◆ **Direction**
Search the material for "Вставить" and show all lines that contain it.

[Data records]

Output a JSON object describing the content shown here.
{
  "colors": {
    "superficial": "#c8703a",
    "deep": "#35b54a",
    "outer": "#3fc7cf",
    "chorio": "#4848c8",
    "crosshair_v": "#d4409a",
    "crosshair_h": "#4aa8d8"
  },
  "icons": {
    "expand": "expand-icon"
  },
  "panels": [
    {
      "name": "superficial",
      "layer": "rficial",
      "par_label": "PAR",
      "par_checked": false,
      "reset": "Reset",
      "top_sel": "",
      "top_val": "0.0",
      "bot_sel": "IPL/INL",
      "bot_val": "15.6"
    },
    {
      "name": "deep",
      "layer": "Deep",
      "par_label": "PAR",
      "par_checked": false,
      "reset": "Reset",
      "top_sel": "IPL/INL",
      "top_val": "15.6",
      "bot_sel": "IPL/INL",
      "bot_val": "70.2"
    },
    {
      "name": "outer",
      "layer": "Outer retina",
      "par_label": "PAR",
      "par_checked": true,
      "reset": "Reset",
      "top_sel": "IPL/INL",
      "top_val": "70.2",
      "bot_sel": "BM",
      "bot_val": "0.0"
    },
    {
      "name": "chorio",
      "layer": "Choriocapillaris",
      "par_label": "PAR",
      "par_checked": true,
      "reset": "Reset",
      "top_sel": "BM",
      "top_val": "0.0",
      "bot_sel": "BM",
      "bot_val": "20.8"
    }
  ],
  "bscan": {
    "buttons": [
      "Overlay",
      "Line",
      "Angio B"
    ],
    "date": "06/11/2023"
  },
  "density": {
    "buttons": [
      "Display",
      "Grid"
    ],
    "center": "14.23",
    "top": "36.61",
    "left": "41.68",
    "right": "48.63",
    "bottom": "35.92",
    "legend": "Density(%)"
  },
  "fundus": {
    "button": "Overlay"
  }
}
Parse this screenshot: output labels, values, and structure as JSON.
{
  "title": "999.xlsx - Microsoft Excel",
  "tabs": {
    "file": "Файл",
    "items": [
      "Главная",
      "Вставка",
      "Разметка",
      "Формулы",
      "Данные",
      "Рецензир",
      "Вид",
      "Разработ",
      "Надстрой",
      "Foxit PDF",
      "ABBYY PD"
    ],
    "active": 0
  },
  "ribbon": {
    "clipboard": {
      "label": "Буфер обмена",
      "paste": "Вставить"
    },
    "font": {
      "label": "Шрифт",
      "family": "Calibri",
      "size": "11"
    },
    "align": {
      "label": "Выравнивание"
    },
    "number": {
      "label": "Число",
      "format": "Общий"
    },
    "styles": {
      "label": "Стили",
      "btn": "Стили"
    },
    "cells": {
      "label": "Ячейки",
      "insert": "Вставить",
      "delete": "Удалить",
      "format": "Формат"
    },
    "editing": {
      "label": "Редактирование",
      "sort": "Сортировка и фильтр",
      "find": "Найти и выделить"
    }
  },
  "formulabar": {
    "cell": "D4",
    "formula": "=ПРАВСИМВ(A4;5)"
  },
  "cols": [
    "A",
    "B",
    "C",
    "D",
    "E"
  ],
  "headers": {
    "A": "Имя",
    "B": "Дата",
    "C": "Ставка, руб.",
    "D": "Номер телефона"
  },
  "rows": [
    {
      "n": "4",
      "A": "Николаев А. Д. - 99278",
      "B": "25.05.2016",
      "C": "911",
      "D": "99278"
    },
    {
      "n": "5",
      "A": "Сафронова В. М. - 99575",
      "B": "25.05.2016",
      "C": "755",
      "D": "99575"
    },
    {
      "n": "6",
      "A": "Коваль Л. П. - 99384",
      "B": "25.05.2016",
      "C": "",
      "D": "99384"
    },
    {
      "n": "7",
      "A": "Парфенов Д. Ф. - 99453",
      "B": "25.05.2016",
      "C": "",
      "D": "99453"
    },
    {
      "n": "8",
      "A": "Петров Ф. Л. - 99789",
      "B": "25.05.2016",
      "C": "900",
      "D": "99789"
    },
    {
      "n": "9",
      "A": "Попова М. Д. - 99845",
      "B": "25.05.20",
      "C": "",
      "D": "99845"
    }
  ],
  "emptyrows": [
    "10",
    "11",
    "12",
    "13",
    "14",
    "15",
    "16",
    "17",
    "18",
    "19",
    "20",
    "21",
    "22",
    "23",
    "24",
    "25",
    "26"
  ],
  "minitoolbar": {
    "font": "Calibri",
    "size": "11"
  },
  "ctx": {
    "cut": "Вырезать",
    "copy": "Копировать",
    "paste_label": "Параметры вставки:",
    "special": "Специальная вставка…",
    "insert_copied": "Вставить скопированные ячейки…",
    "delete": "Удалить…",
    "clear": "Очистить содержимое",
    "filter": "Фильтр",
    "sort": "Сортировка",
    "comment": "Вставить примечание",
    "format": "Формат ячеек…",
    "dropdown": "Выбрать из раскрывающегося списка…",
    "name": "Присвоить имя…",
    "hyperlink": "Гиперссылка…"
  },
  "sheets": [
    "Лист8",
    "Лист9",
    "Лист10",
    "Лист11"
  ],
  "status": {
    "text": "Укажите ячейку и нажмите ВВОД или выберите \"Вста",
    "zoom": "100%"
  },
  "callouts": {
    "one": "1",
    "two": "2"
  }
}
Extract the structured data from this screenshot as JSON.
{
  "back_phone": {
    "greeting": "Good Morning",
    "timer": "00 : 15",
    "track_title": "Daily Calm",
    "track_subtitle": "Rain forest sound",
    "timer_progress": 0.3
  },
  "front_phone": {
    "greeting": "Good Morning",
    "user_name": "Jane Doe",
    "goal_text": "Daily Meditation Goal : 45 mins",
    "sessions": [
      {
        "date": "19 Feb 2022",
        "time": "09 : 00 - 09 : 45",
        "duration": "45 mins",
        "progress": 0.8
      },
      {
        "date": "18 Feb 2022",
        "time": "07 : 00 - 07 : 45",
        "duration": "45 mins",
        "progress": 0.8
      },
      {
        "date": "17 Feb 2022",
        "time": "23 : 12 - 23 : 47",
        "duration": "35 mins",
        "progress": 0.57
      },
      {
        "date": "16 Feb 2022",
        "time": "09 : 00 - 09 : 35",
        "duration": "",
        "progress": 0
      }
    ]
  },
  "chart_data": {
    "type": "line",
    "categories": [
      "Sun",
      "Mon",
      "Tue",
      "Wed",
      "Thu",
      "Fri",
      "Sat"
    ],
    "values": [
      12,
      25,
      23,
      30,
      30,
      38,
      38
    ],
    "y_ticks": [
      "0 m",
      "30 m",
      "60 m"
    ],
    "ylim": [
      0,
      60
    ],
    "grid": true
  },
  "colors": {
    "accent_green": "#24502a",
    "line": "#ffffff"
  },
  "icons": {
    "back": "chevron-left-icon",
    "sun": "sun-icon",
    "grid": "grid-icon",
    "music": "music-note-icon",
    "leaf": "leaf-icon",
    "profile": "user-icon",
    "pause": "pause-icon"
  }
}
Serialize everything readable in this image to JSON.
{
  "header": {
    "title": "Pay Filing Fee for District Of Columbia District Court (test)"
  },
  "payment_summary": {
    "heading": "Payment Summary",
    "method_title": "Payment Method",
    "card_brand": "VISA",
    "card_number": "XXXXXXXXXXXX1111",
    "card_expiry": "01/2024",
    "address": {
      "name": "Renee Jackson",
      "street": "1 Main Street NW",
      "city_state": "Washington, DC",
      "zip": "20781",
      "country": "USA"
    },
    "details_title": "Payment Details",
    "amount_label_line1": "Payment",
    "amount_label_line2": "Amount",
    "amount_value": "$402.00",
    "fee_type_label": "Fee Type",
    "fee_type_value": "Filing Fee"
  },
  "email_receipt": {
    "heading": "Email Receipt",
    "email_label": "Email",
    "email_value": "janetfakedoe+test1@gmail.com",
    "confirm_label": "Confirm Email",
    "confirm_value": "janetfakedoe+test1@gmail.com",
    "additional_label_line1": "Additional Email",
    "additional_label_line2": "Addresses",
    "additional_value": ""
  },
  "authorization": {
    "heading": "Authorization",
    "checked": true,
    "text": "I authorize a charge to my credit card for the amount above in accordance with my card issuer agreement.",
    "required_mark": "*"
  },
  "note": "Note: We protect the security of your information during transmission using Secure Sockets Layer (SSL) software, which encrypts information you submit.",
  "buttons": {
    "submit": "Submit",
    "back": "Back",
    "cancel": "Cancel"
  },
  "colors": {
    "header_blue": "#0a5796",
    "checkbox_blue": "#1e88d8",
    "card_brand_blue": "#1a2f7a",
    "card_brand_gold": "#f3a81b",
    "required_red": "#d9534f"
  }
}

◆ **Final result**
      "paste": "Вставить"
      "insert": "Вставить",
    "insert_copied": "Вставить скопированные ячейки…",
    "comment": "Вставить примечание",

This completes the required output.